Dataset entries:
★ ★ ★ ★ ★ ★ ★

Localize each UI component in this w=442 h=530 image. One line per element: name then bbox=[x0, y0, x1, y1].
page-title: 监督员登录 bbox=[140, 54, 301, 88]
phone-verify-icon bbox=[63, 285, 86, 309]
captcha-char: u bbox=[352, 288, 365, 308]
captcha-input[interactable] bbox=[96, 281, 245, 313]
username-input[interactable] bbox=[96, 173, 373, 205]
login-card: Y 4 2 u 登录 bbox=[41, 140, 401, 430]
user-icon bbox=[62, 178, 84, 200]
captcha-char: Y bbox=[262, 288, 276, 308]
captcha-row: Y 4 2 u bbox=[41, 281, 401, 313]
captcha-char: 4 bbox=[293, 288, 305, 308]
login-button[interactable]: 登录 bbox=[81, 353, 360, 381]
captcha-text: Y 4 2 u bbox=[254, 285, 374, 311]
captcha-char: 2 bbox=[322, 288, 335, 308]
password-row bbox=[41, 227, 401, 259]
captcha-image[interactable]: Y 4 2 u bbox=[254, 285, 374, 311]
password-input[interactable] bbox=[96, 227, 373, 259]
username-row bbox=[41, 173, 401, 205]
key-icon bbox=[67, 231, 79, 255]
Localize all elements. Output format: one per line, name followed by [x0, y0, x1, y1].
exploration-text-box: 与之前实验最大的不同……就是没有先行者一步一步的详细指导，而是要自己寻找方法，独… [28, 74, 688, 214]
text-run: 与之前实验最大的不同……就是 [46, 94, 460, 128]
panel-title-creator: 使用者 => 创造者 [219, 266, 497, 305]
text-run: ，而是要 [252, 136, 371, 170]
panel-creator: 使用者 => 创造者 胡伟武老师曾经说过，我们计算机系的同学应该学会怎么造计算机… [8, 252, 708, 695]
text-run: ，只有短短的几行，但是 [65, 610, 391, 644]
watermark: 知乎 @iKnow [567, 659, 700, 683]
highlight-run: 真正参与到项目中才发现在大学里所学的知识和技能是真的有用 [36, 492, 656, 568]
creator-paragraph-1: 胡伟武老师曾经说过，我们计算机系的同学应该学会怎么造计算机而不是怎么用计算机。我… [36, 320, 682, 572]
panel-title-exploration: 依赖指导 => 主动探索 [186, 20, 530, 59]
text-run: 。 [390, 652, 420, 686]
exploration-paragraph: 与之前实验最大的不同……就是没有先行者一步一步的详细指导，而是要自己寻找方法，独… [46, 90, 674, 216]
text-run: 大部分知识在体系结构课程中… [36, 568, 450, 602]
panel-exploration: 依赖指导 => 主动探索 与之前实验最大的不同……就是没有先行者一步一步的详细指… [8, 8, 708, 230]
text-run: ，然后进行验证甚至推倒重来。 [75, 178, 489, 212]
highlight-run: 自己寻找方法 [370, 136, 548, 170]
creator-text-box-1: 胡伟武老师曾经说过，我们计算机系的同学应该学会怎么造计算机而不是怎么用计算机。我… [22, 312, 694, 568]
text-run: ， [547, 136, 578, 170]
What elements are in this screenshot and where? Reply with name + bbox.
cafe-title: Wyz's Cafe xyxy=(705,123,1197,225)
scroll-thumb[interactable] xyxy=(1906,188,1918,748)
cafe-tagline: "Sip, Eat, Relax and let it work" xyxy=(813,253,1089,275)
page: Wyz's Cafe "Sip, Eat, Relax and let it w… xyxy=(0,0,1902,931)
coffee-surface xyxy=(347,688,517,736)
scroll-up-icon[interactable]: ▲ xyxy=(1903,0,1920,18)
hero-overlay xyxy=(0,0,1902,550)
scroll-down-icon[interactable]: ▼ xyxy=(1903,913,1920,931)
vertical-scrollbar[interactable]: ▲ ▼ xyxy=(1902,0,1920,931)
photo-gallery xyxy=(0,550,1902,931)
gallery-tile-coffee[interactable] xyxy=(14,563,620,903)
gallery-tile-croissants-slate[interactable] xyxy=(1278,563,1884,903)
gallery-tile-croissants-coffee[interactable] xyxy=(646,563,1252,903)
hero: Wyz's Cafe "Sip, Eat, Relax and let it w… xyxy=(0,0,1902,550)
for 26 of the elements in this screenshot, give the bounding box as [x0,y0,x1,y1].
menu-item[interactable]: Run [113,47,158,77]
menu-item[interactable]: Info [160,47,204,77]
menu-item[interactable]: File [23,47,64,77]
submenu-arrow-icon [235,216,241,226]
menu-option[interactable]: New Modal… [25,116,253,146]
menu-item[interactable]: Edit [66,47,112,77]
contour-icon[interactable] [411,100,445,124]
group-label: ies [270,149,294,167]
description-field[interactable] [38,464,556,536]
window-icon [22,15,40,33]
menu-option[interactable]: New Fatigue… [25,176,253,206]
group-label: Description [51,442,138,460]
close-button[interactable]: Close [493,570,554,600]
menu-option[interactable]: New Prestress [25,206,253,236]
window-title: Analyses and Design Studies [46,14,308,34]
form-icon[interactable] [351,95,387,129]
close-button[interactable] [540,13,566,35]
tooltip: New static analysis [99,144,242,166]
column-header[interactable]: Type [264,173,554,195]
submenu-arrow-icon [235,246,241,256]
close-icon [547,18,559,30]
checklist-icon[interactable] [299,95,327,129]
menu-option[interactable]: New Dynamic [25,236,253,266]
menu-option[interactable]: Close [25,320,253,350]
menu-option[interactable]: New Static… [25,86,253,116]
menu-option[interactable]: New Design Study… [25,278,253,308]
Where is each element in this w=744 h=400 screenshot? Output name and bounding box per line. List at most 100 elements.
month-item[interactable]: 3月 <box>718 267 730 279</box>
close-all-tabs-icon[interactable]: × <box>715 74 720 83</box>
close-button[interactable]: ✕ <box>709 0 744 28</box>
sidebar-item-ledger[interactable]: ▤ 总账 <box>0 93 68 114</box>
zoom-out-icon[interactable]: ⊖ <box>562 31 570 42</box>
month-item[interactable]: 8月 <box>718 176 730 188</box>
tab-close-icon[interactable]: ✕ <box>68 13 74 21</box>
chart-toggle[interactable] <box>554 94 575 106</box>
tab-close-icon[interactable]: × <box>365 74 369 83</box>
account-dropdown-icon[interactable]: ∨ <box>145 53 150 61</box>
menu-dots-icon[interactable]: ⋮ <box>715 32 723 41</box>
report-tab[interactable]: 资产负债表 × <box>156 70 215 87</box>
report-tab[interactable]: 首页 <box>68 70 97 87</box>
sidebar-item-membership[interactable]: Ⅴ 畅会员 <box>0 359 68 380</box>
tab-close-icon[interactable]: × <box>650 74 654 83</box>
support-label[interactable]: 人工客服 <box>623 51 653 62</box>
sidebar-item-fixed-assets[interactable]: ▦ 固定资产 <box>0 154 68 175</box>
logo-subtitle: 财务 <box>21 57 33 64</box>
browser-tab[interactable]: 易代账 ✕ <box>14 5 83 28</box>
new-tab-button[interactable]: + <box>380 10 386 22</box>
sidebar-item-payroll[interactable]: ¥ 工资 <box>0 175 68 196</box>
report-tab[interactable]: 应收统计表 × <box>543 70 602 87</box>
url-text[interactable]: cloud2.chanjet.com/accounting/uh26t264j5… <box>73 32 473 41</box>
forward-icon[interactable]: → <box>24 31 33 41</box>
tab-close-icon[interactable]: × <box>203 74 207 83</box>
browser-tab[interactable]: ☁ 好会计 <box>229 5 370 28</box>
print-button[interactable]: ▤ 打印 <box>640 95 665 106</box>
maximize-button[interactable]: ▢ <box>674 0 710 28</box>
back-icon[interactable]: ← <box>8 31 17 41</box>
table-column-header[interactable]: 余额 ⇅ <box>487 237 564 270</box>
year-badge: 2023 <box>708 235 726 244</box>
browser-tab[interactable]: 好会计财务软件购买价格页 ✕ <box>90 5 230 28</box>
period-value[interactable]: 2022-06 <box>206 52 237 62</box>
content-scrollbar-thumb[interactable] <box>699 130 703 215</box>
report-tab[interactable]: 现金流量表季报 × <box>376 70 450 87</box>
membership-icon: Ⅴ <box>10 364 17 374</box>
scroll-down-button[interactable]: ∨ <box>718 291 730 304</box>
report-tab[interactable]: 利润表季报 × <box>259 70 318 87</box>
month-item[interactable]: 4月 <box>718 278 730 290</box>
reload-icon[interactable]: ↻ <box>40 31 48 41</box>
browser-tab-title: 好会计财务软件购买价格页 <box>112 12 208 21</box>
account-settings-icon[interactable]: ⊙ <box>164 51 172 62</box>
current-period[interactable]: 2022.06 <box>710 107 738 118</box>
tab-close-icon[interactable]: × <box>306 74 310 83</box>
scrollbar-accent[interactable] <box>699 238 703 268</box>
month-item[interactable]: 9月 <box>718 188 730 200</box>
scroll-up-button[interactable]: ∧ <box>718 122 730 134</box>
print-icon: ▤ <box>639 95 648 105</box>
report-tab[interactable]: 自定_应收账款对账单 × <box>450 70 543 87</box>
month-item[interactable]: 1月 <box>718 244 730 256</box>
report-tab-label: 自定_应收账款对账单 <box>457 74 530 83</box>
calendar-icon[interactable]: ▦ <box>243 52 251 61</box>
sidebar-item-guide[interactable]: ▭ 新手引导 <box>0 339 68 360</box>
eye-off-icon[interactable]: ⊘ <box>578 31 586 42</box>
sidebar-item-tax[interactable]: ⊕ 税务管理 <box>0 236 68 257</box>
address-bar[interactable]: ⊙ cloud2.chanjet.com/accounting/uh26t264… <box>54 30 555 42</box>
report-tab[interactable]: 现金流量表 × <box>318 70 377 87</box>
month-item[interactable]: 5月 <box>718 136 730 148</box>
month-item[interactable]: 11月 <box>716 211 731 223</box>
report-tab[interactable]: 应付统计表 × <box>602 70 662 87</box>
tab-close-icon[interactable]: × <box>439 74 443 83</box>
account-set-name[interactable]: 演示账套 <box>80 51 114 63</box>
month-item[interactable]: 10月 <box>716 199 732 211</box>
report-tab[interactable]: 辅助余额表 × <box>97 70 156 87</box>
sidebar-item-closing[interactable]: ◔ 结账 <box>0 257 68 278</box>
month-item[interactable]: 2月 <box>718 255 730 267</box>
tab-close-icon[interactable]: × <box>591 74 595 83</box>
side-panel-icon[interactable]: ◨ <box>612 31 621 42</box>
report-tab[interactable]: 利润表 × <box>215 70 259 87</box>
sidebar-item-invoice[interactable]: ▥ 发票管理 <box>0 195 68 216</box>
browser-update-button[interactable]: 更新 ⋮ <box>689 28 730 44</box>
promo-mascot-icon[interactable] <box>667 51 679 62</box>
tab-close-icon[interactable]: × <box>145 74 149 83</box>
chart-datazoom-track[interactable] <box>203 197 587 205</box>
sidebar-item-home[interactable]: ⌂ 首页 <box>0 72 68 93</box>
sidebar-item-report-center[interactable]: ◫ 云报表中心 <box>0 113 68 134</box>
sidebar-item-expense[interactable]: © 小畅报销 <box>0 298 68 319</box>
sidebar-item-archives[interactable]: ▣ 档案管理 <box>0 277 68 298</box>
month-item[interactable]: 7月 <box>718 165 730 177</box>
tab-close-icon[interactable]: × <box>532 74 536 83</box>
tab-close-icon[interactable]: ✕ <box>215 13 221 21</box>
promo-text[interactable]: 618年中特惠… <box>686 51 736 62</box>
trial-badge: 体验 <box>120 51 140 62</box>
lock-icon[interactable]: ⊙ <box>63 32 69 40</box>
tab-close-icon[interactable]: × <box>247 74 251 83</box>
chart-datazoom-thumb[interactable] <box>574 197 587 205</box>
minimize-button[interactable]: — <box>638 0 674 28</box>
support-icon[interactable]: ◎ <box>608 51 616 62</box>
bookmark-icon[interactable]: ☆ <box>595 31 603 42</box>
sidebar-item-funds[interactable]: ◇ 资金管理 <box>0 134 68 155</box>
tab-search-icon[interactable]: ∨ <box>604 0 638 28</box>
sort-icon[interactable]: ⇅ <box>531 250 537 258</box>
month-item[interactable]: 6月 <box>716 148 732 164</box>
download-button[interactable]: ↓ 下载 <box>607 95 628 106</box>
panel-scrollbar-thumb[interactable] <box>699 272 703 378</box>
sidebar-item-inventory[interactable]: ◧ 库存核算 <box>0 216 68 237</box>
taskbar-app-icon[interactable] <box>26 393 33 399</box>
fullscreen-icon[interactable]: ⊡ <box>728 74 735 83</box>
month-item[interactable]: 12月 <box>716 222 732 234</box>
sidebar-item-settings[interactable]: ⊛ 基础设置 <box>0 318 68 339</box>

★ ★ ★ ★ ★ ★ ★

Given exercise: Output the entries from the first line through the line containing "captcha-row: Y 4 2 u bbox=[41, 281, 401, 313]", both included, reproducing each line unchanged.

Solution to this exercise:
Localize each UI component in this w=442 h=530 image. One line per element: name then bbox=[x0, y0, x1, y1].
page-title: 监督员登录 bbox=[140, 54, 301, 88]
phone-verify-icon bbox=[63, 285, 86, 309]
captcha-char: u bbox=[352, 288, 365, 308]
captcha-input[interactable] bbox=[96, 281, 245, 313]
username-input[interactable] bbox=[96, 173, 373, 205]
login-card: Y 4 2 u 登录 bbox=[41, 140, 401, 430]
user-icon bbox=[62, 178, 84, 200]
captcha-char: Y bbox=[262, 288, 276, 308]
captcha-row: Y 4 2 u bbox=[41, 281, 401, 313]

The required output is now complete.